**Input records:**
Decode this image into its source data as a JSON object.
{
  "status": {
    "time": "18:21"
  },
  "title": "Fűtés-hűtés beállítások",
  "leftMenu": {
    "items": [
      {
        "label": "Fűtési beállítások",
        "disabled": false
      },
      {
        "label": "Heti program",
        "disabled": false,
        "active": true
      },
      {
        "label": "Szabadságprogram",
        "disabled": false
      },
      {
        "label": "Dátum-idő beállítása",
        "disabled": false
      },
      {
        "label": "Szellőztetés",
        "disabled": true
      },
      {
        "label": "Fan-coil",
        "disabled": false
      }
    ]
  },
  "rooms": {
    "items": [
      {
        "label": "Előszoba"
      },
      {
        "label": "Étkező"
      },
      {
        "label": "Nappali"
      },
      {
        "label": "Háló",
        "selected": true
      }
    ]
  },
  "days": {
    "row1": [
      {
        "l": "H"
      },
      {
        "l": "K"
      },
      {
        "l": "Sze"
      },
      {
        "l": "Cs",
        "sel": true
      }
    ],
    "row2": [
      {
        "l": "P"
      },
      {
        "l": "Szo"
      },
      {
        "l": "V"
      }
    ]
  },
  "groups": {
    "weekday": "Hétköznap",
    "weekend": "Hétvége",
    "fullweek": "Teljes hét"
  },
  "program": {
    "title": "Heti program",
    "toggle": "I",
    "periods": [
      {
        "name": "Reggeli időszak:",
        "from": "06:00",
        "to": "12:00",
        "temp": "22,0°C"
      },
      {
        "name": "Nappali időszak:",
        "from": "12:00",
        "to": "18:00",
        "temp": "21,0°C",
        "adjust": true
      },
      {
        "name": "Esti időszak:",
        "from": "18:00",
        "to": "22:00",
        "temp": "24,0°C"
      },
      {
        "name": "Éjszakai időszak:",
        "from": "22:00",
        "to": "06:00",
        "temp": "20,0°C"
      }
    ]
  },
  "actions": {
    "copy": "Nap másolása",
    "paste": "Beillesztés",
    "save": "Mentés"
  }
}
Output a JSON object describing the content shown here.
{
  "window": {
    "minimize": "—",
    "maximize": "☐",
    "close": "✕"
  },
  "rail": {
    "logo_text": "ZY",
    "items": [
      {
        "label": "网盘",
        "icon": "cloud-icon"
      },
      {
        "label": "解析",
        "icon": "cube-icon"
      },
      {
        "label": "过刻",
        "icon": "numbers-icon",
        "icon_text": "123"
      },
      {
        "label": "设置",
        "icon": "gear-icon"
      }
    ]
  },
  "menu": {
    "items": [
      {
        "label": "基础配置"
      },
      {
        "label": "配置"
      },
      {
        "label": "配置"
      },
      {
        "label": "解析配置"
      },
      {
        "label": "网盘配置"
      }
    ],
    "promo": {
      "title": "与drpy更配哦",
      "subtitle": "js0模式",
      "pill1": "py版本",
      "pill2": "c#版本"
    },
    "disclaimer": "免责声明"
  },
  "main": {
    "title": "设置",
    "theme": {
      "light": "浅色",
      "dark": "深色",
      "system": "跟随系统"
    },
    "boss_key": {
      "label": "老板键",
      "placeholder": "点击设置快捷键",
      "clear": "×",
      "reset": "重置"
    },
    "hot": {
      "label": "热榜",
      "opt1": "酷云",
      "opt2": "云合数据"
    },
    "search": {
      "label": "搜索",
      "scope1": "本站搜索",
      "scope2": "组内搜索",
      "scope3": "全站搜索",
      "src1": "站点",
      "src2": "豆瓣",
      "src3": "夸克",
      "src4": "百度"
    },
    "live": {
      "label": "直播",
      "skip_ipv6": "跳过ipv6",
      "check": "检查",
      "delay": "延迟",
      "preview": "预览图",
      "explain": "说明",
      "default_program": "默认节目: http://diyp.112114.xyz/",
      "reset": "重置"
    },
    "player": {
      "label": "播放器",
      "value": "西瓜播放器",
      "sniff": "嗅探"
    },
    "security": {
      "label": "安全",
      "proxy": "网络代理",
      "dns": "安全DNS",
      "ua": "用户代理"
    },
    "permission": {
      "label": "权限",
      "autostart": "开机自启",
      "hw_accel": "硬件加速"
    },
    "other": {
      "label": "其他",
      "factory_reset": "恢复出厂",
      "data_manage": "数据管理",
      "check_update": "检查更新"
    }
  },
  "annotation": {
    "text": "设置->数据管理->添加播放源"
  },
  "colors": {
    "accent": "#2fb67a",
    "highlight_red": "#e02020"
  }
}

**Problem details:**
Pick out and copy the lines of the entries that hold the string "from".

**Correct output:**
        "from": "06:00",
        "from": "12:00",
        "from": "18:00",
        "from": "22:00",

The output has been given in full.